[INSTRUCTION] Set down the material once more, exactly as it appears.

______

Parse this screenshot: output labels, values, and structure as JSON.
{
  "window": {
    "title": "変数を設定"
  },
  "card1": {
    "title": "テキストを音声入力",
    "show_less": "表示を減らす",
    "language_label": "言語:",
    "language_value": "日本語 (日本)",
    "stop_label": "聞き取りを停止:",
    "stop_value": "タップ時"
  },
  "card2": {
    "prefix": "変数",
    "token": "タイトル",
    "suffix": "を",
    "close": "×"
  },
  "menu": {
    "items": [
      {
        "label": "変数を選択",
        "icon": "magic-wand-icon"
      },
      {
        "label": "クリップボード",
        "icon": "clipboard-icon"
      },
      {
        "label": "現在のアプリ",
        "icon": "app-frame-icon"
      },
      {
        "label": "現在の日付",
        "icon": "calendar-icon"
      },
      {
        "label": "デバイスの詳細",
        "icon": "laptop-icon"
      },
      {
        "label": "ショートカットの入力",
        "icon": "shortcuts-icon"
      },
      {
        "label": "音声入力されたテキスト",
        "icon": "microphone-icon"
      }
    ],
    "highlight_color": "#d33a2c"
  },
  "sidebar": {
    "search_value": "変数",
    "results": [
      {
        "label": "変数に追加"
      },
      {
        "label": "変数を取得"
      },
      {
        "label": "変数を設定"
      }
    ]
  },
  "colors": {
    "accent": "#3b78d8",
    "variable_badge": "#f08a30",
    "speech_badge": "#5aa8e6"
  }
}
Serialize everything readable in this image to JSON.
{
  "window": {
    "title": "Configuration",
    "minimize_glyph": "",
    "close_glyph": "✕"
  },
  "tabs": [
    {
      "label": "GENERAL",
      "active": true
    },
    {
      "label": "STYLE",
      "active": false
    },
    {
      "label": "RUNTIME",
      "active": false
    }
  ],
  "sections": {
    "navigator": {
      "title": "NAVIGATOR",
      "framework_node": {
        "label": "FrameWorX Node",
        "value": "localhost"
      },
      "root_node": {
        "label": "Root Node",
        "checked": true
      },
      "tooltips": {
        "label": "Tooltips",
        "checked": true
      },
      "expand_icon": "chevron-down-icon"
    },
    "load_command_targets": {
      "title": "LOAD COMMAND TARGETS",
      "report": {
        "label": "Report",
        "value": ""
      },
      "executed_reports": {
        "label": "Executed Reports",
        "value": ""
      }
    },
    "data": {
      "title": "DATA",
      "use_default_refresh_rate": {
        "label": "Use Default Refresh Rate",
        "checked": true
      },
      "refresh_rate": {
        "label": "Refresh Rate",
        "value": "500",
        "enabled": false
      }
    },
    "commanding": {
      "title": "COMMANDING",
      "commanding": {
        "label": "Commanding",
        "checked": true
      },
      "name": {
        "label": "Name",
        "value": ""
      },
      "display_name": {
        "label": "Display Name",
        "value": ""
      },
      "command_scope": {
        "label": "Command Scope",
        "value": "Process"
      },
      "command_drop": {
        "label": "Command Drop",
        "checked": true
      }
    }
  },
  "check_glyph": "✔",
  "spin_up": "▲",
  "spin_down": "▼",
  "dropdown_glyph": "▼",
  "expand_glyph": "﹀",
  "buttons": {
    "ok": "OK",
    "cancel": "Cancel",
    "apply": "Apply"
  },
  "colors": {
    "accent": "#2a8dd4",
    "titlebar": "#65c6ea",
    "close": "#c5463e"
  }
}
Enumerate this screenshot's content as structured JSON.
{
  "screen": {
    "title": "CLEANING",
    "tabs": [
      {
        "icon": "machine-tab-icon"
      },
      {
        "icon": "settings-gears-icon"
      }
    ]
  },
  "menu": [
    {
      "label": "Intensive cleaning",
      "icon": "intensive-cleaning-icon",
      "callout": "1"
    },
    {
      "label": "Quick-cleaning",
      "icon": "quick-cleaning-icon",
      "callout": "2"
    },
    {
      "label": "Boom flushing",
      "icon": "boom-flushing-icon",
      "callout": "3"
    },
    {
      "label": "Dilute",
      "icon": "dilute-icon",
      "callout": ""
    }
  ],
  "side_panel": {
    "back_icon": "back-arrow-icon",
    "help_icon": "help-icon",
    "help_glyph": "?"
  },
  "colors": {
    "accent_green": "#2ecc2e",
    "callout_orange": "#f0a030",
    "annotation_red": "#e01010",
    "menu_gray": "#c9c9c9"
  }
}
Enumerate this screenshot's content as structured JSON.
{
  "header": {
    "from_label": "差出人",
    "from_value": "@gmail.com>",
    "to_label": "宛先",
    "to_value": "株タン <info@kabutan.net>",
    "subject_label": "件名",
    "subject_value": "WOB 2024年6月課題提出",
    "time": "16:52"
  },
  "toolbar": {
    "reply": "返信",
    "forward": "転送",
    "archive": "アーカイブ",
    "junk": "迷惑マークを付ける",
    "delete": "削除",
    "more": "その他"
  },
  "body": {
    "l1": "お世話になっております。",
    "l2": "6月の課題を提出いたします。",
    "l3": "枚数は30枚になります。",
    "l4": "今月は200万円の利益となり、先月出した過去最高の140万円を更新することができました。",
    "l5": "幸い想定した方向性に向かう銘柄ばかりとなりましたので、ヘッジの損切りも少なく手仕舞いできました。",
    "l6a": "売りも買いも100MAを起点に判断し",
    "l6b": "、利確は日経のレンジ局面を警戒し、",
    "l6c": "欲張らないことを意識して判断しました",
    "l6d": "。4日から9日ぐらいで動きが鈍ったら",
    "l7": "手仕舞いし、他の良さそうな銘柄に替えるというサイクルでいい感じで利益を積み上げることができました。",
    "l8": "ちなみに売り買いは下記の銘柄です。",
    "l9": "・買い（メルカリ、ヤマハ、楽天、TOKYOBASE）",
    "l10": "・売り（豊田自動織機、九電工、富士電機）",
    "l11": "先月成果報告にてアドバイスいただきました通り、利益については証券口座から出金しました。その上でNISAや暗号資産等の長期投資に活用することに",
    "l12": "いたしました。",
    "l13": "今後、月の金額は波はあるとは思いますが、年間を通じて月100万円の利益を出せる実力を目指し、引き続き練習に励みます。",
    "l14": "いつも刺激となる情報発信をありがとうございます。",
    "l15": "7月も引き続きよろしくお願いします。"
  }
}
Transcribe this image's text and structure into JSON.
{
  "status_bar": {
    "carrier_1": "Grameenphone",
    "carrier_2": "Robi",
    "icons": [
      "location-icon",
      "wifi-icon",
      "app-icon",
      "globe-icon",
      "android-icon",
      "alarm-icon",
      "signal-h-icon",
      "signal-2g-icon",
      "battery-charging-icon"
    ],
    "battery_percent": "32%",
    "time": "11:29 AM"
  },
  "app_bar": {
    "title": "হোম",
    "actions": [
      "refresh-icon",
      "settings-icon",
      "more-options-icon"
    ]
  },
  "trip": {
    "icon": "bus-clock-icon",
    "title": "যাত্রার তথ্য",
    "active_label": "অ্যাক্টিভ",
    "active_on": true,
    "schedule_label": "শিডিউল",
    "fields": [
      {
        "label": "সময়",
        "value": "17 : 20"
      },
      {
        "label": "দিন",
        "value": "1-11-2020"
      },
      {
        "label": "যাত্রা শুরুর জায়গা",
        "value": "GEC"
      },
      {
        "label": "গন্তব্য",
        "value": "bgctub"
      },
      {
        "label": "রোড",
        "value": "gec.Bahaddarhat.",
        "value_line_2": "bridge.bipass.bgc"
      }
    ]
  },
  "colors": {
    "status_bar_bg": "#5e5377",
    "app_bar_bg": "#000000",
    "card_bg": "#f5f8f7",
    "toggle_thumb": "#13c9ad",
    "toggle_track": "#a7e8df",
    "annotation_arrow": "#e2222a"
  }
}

______

[EXPECTED ANSWER]
Parse this screenshot: output labels, values, and structure as JSON.
{
  "window": {
    "title": "変数を設定"
  },
  "card1": {
    "title": "テキストを音声入力",
    "show_less": "表示を減らす",
    "language_label": "言語:",
    "language_value": "日本語 (日本)",
    "stop_label": "聞き取りを停止:",
    "stop_value": "タップ時"
  },
  "card2": {
    "prefix": "変数",
    "token": "タイトル",
    "suffix": "を",
    "close": "×"
  },
  "menu": {
    "items": [
      {
        "label": "変数を選択",
        "icon": "magic-wand-icon"
      },
      {
        "label": "クリップボード",
        "icon": "clipboard-icon"
      },
      {
        "label": "現在のアプリ",
        "icon": "app-frame-icon"
      },
      {
        "label": "現在の日付",
        "icon": "calendar-icon"
      },
      {
        "label": "デバイスの詳細",
        "icon": "laptop-icon"
      },
      {
        "label": "ショートカットの入力",
        "icon": "shortcuts-icon"
      },
      {
        "label": "音声入力されたテキスト",
        "icon": "microphone-icon"
      }
    ],
    "highlight_color": "#d33a2c"
  },
  "sidebar": {
    "search_value": "変数",
    "results": [
      {
        "label": "変数に追加"
      },
      {
        "label": "変数を取得"
      },
      {
        "label": "変数を設定"
      }
    ]
  },
  "colors": {
    "accent": "#3b78d8",
    "variable_badge": "#f08a30",
    "speech_badge": "#5aa8e6"
  }
}
Serialize everything readable in this image to JSON.
{
  "window": {
    "title": "Configuration",
    "minimize_glyph": "",
    "close_glyph": "✕"
  },
  "tabs": [
    {
      "label": "GENERAL",
      "active": true
    },
    {
      "label": "STYLE",
      "active": false
    },
    {
      "label": "RUNTIME",
      "active": false
    }
  ],
  "sections": {
    "navigator": {
      "title": "NAVIGATOR",
      "framework_node": {
        "label": "FrameWorX Node",
        "value": "localhost"
      },
      "root_node": {
        "label": "Root Node",
        "checked": true
      },
      "tooltips": {
        "label": "Tooltips",
        "checked": true
      },
      "expand_icon": "chevron-down-icon"
    },
    "load_command_targets": {
      "title": "LOAD COMMAND TARGETS",
      "report": {
        "label": "Report",
        "value": ""
      },
      "executed_reports": {
        "label": "Executed Reports",
        "value": ""
      }
    },
    "data": {
      "title": "DATA",
      "use_default_refresh_rate": {
        "label": "Use Default Refresh Rate",
        "checked": true
      },
      "refresh_rate": {
        "label": "Refresh Rate",
        "value": "500",
        "enabled": false
      }
    },
    "commanding": {
      "title": "COMMANDING",
      "commanding": {
        "label": "Commanding",
        "checked": true
      },
      "name": {
        "label": "Name",
        "value": ""
      },
      "display_name": {
        "label": "Display Name",
        "value": ""
      },
      "command_scope": {
        "label": "Command Scope",
        "value": "Process"
      },
      "command_drop": {
        "label": "Command Drop",
        "checked": true
      }
    }
  },
  "check_glyph": "✔",
  "spin_up": "▲",
  "spin_down": "▼",
  "dropdown_glyph": "▼",
  "expand_glyph": "﹀",
  "buttons": {
    "ok": "OK",
    "cancel": "Cancel",
    "apply": "Apply"
  },
  "colors": {
    "accent": "#2a8dd4",
    "titlebar": "#65c6ea",
    "close": "#c5463e"
  }
}
Enumerate this screenshot's content as structured JSON.
{
  "screen": {
    "title": "CLEANING",
    "tabs": [
      {
        "icon": "machine-tab-icon"
      },
      {
        "icon": "settings-gears-icon"
      }
    ]
  },
  "menu": [
    {
      "label": "Intensive cleaning",
      "icon": "intensive-cleaning-icon",
      "callout": "1"
    },
    {
      "label": "Quick-cleaning",
      "icon": "quick-cleaning-icon",
      "callout": "2"
    },
    {
      "label": "Boom flushing",
      "icon": "boom-flushing-icon",
      "callout": "3"
    },
    {
      "label": "Dilute",
      "icon": "dilute-icon",
      "callout": ""
    }
  ],
  "side_panel": {
    "back_icon": "back-arrow-icon",
    "help_icon": "help-icon",
    "help_glyph": "?"
  },
  "colors": {
    "accent_green": "#2ecc2e",
    "callout_orange": "#f0a030",
    "annotation_red": "#e01010",
    "menu_gray": "#c9c9c9"
  }
}
Enumerate this screenshot's content as structured JSON.
{
  "header": {
    "from_label": "差出人",
    "from_value": "@gmail.com>",
    "to_label": "宛先",
    "to_value": "株タン <info@kabutan.net>",
    "subject_label": "件名",
    "subject_value": "WOB 2024年6月課題提出",
    "time": "16:52"
  },
  "toolbar": {
    "reply": "返信",
    "forward": "転送",
    "archive": "アーカイブ",
    "junk": "迷惑マークを付ける",
    "delete": "削除",
    "more": "その他"
  },
  "body": {
    "l1": "お世話になっております。",
    "l2": "6月の課題を提出いたします。",
    "l3": "枚数は30枚になります。",
    "l4": "今月は200万円の利益となり、先月出した過去最高の140万円を更新することができました。",
    "l5": "幸い想定した方向性に向かう銘柄ばかりとなりましたので、ヘッジの損切りも少なく手仕舞いできました。",
    "l6a": "売りも買いも100MAを起点に判断し",
    "l6b": "、利確は日経のレンジ局面を警戒し、",
    "l6c": "欲張らないことを意識して判断しました",
    "l6d": "。4日から9日ぐらいで動きが鈍ったら",
    "l7": "手仕舞いし、他の良さそうな銘柄に替えるというサイクルでいい感じで利益を積み上げることができました。",
    "l8": "ちなみに売り買いは下記の銘柄です。",
    "l9": "・買い（メルカリ、ヤマハ、楽天、TOKYOBASE）",
    "l10": "・売り（豊田自動織機、九電工、富士電機）",
    "l11": "先月成果報告にてアドバイスいただきました通り、利益については証券口座から出金しました。その上でNISAや暗号資産等の長期投資に活用することに",
    "l12": "いたしました。",
    "l13": "今後、月の金額は波はあるとは思いますが、年間を通じて月100万円の利益を出せる実力を目指し、引き続き練習に励みます。",
    "l14": "いつも刺激となる情報発信をありがとうございます。",
    "l15": "7月も引き続きよろしくお願いします。"
  }
}
Transcribe this image's text and structure into JSON.
{
  "status_bar": {
    "carrier_1": "Grameenphone",
    "carrier_2": "Robi",
    "icons": [
      "location-icon",
      "wifi-icon",
      "app-icon",
      "globe-icon",
      "android-icon",
      "alarm-icon",
      "signal-h-icon",
      "signal-2g-icon",
      "battery-charging-icon"
    ],
    "battery_percent": "32%",
    "time": "11:29 AM"
  },
  "app_bar": {
    "title": "হোম",
    "actions": [
      "refresh-icon",
      "settings-icon",
      "more-options-icon"
    ]
  },
  "trip": {
    "icon": "bus-clock-icon",
    "title": "যাত্রার তথ্য",
    "active_label": "অ্যাক্টিভ",
    "active_on": true,
    "schedule_label": "শিডিউল",
    "fields": [
      {
        "label": "সময়",
        "value": "17 : 20"
      },
      {
        "label": "দিন",
        "value": "1-11-2020"
      },
      {
        "label": "যাত্রা শুরুর জায়গা",
        "value": "GEC"
      },
      {
        "label": "গন্তব্য",
        "value": "bgctub"
      },
      {
        "label": "রোড",
        "value": "gec.Bahaddarhat.",
        "value_line_2": "bridge.bipass.bgc"
      }
    ]
  },
  "colors": {
    "status_bar_bg": "#5e5377",
    "app_bar_bg": "#000000",
    "card_bg": "#f5f8f7",
    "toggle_thumb": "#13c9ad",
    "toggle_track": "#a7e8df",
    "annotation_arrow": "#e2222a"
  }
}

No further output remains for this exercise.